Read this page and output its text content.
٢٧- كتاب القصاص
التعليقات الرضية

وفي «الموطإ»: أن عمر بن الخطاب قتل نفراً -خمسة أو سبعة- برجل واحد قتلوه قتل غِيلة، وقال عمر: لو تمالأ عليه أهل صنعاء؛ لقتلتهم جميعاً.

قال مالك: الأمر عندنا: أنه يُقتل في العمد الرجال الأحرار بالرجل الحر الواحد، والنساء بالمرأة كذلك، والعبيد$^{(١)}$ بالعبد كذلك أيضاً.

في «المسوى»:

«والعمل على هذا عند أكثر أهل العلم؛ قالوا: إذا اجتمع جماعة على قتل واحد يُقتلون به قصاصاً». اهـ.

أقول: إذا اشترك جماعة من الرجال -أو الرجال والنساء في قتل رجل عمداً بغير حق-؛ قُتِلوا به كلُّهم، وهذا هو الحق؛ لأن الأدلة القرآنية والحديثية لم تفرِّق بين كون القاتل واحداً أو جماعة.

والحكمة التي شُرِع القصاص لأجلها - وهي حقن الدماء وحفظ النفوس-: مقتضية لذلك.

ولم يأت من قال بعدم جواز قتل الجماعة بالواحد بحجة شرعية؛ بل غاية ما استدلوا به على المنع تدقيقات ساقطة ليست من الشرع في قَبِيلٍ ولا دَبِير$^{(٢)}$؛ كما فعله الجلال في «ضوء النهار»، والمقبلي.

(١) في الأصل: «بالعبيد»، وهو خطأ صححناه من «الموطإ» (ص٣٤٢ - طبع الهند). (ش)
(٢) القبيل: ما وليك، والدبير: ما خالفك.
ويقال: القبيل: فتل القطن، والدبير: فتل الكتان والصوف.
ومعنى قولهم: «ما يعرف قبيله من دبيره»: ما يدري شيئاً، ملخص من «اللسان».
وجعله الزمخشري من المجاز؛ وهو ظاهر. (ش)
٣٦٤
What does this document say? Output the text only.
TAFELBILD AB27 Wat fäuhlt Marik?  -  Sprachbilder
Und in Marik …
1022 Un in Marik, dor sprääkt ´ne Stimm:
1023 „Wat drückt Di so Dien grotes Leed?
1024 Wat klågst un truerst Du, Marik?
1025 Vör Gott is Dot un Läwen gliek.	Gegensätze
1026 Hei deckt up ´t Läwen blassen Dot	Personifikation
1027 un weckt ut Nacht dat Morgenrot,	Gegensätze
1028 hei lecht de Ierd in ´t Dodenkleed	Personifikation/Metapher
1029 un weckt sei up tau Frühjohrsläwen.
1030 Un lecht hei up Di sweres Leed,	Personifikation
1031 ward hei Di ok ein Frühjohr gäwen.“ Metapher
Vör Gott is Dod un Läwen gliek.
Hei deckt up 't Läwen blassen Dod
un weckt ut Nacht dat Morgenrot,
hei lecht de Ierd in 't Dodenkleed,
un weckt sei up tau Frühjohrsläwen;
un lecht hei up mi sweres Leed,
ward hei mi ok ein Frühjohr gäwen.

--------------------------------------------------

- Task prompt -
Lines that hold the word "Nacht" are the ones to return, every one of them.

- Response to this exercise -
1027 un weckt ut Nacht dat Morgenrot,	Gegensätze
un weckt ut Nacht dat Morgenrot,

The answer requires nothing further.